▸ **LISTED ENTRIES**:
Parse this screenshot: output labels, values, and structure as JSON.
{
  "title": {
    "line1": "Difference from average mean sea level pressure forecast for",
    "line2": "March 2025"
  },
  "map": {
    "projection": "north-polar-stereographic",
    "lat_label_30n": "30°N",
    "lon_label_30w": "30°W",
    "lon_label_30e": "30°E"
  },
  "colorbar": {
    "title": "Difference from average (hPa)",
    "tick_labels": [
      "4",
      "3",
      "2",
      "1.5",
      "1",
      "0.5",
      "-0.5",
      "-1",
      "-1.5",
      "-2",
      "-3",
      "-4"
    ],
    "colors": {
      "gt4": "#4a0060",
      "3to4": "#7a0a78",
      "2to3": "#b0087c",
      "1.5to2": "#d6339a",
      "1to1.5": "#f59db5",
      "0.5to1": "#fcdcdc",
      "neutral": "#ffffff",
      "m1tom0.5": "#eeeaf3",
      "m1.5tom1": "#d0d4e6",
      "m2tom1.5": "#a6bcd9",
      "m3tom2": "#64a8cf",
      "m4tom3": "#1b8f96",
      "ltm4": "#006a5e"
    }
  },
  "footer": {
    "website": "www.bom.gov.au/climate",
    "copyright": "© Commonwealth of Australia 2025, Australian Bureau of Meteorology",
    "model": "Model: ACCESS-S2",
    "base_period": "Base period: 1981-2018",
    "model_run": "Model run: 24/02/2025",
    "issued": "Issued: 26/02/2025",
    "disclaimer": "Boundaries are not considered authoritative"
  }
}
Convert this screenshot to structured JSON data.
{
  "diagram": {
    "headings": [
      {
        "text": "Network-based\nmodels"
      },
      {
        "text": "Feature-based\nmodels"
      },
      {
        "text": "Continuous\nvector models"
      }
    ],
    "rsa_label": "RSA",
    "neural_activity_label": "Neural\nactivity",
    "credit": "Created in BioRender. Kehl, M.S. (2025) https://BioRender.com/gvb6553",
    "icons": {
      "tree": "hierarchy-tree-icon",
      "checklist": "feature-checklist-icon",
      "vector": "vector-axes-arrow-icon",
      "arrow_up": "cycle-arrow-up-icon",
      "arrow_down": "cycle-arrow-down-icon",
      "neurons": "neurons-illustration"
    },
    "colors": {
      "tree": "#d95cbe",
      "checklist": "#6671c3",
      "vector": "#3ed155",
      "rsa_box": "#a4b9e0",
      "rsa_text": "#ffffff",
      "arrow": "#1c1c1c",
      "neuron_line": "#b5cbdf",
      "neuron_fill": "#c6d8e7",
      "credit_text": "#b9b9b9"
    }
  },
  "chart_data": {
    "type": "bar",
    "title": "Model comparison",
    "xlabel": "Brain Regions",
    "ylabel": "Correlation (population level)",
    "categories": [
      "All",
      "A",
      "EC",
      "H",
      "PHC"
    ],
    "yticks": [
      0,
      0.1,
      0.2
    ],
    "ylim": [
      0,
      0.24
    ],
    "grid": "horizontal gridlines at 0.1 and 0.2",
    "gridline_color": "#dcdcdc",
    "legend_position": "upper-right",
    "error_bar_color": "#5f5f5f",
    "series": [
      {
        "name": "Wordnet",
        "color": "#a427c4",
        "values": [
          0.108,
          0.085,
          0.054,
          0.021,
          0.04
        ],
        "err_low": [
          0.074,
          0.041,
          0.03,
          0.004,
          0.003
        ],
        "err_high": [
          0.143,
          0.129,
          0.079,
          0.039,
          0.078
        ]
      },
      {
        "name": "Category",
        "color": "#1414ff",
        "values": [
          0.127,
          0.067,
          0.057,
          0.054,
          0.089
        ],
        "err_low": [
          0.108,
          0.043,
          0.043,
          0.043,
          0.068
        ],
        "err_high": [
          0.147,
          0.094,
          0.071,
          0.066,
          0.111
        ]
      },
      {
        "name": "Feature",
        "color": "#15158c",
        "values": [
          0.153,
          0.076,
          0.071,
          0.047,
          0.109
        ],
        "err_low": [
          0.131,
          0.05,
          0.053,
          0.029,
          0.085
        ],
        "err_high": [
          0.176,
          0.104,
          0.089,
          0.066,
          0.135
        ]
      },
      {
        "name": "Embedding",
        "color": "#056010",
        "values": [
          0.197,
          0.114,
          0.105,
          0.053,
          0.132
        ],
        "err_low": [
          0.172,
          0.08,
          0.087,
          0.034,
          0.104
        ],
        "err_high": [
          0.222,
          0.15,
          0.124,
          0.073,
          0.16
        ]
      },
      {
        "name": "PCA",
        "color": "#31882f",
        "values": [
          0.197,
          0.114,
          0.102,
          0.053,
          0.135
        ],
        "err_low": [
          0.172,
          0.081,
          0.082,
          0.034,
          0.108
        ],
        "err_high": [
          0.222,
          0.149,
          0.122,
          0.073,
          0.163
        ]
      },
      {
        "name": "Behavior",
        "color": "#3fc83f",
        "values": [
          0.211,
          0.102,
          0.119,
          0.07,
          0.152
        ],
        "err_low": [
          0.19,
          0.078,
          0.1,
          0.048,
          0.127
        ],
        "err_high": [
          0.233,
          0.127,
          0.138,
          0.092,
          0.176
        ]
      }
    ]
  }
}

▸ **TASK DESCRIPTION**:
Please set down all the data word for word.

▸ **REPLY**:
Parse this screenshot: output labels, values, and structure as JSON.
{
  "title": {
    "line1": "Difference from average mean sea level pressure forecast for",
    "line2": "March 2025"
  },
  "map": {
    "projection": "north-polar-stereographic",
    "lat_label_30n": "30°N",
    "lon_label_30w": "30°W",
    "lon_label_30e": "30°E"
  },
  "colorbar": {
    "title": "Difference from average (hPa)",
    "tick_labels": [
      "4",
      "3",
      "2",
      "1.5",
      "1",
      "0.5",
      "-0.5",
      "-1",
      "-1.5",
      "-2",
      "-3",
      "-4"
    ],
    "colors": {
      "gt4": "#4a0060",
      "3to4": "#7a0a78",
      "2to3": "#b0087c",
      "1.5to2": "#d6339a",
      "1to1.5": "#f59db5",
      "0.5to1": "#fcdcdc",
      "neutral": "#ffffff",
      "m1tom0.5": "#eeeaf3",
      "m1.5tom1": "#d0d4e6",
      "m2tom1.5": "#a6bcd9",
      "m3tom2": "#64a8cf",
      "m4tom3": "#1b8f96",
      "ltm4": "#006a5e"
    }
  },
  "footer": {
    "website": "www.bom.gov.au/climate",
    "copyright": "© Commonwealth of Australia 2025, Australian Bureau of Meteorology",
    "model": "Model: ACCESS-S2",
    "base_period": "Base period: 1981-2018",
    "model_run": "Model run: 24/02/2025",
    "issued": "Issued: 26/02/2025",
    "disclaimer": "Boundaries are not considered authoritative"
  }
}
Convert this screenshot to structured JSON data.
{
  "diagram": {
    "headings": [
      {
        "text": "Network-based\nmodels"
      },
      {
        "text": "Feature-based\nmodels"
      },
      {
        "text": "Continuous\nvector models"
      }
    ],
    "rsa_label": "RSA",
    "neural_activity_label": "Neural\nactivity",
    "credit": "Created in BioRender. Kehl, M.S. (2025) https://BioRender.com/gvb6553",
    "icons": {
      "tree": "hierarchy-tree-icon",
      "checklist": "feature-checklist-icon",
      "vector": "vector-axes-arrow-icon",
      "arrow_up": "cycle-arrow-up-icon",
      "arrow_down": "cycle-arrow-down-icon",
      "neurons": "neurons-illustration"
    },
    "colors": {
      "tree": "#d95cbe",
      "checklist": "#6671c3",
      "vector": "#3ed155",
      "rsa_box": "#a4b9e0",
      "rsa_text": "#ffffff",
      "arrow": "#1c1c1c",
      "neuron_line": "#b5cbdf",
      "neuron_fill": "#c6d8e7",
      "credit_text": "#b9b9b9"
    }
  },
  "chart_data": {
    "type": "bar",
    "title": "Model comparison",
    "xlabel": "Brain Regions",
    "ylabel": "Correlation (population level)",
    "categories": [
      "All",
      "A",
      "EC",
      "H",
      "PHC"
    ],
    "yticks": [
      0,
      0.1,
      0.2
    ],
    "ylim": [
      0,
      0.24
    ],
    "grid": "horizontal gridlines at 0.1 and 0.2",
    "gridline_color": "#dcdcdc",
    "legend_position": "upper-right",
    "error_bar_color": "#5f5f5f",
    "series": [
      {
        "name": "Wordnet",
        "color": "#a427c4",
        "values": [
          0.108,
          0.085,
          0.054,
          0.021,
          0.04
        ],
        "err_low": [
          0.074,
          0.041,
          0.03,
          0.004,
          0.003
        ],
        "err_high": [
          0.143,
          0.129,
          0.079,
          0.039,
          0.078
        ]
      },
      {
        "name": "Category",
        "color": "#1414ff",
        "values": [
          0.127,
          0.067,
          0.057,
          0.054,
          0.089
        ],
        "err_low": [
          0.108,
          0.043,
          0.043,
          0.043,
          0.068
        ],
        "err_high": [
          0.147,
          0.094,
          0.071,
          0.066,
          0.111
        ]
      },
      {
        "name": "Feature",
        "color": "#15158c",
        "values": [
          0.153,
          0.076,
          0.071,
          0.047,
          0.109
        ],
        "err_low": [
          0.131,
          0.05,
          0.053,
          0.029,
          0.085
        ],
        "err_high": [
          0.176,
          0.104,
          0.089,
          0.066,
          0.135
        ]
      },
      {
        "name": "Embedding",
        "color": "#056010",
        "values": [
          0.197,
          0.114,
          0.105,
          0.053,
          0.132
        ],
        "err_low": [
          0.172,
          0.08,
          0.087,
          0.034,
          0.104
        ],
        "err_high": [
          0.222,
          0.15,
          0.124,
          0.073,
          0.16
        ]
      },
      {
        "name": "PCA",
        "color": "#31882f",
        "values": [
          0.197,
          0.114,
          0.102,
          0.053,
          0.135
        ],
        "err_low": [
          0.172,
          0.081,
          0.082,
          0.034,
          0.108
        ],
        "err_high": [
          0.222,
          0.149,
          0.122,
          0.073,
          0.163
        ]
      },
      {
        "name": "Behavior",
        "color": "#3fc83f",
        "values": [
          0.211,
          0.102,
          0.119,
          0.07,
          0.152
        ],
        "err_low": [
          0.19,
          0.078,
          0.1,
          0.048,
          0.127
        ],
        "err_high": [
          0.233,
          0.127,
          0.138,
          0.092,
          0.176
        ]
      }
    ]
  }
}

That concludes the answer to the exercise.